** Start of EXCERPTED TEXT **
I pay overtime after 80 hours on the
job each pay period, and that’s OK. False. Overtime must be figured according to
a fixed seven-day period. Most child care center owners believe
their workers should receive at least the minimum wage, $5.15
an hour, and some form of compensation if they work more than
40 hours a week. Many employers, however, don’t know how
to comply with the law in calculating hours worked and overtime.
According to the U.S. Department of Labor’s Wage and Hour Division, you
must count all hours worked during the “work week” and pay at least
$5.15 for each hour. For all time in excess of 40 hours in that week, you must
pay overtime, calculated at time-and-a-half.
A “work week” is a fixed seven-day period—Monday through
Sunday, or Wednesday through Tuesday, for example. You may decide what the
work week is, but once determined it must remain the same.
You also decide when to pay, whether once a week, every two weeks, or twice
a month. Regardless of the pay period, overtime payments must be based on the
work week. You are not permitted to average hours and pay overtime after 80
hours in a two-week period or 88 hours in a semimonthly (twice monthly) period,
for example. Each work week stands alone.
I pay the tuition expenses for state-mandated
training for all my employees, so I don’t owe them additional money for
their time. False. The hours an employee spends in state-mandated
training must be counted as work time, even though the employer
pays the cost of training.
** End of EXCERPTED TEXT **
** Start of COLLECTED DATA **
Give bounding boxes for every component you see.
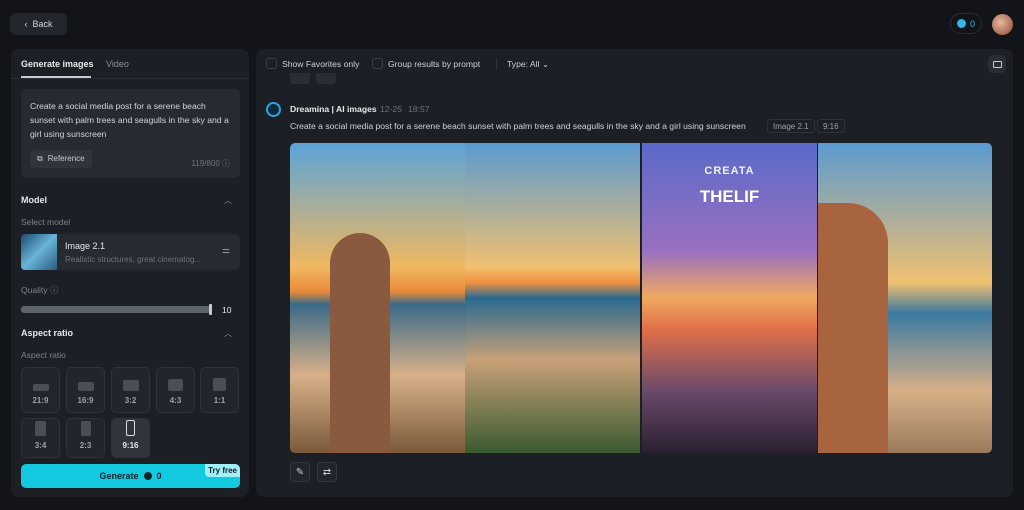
** End of COLLECTED DATA **
§ TASK LIST
**1.** According to the text on child care overtime rules, what is a "work week"?
**2.** Pick up the text on child care wage rules after its last sentence and keep it going.
The data here doesn't matter; leave it aside.

§ TASK RESULTS
**1.** A fixed seven-day period, such as Monday through Sunday or Wednesday through Tuesday.

**2.**
Just because the employee attends a workshop away from the center does not
mean that time spent there is not work time. The employee must be paid at least
the minimum wage, and if workshop time results in an excess of 40 hours that
week, the employee must receive overtime as well.
One option to avoid paying overtime is to give the employee time off in the
week of the workshop to make up for the time spent in the workshop. You must
be careful, however, in counting all hours and verifying that the employee
has been paid minimum wage for the week.
Consider this example: Carla, a full-time caregiver who earns $5.50 an hour,
has been told to take off four hours Friday afternoon to attend a four-hour
workshop on Saturday. She is expected to pay the $35 workshop fee out of her
own money. Her paycheck for the week is $220 ($5.50 times 40 hours).
Even though Carla gets time
off, her pay violates the minimum wage provisions of the law. The $35 fee decreases
her wages for that week to $185 ($220 minus $35), which averages out to $4.63
an hour ($185 divided by 40). The employee is due at least an additional 52
cents an hour ($5.15 minus $4.63) to meet minimum wage. In this example, the
employee is due $20.80 (52 cents times 40 hours).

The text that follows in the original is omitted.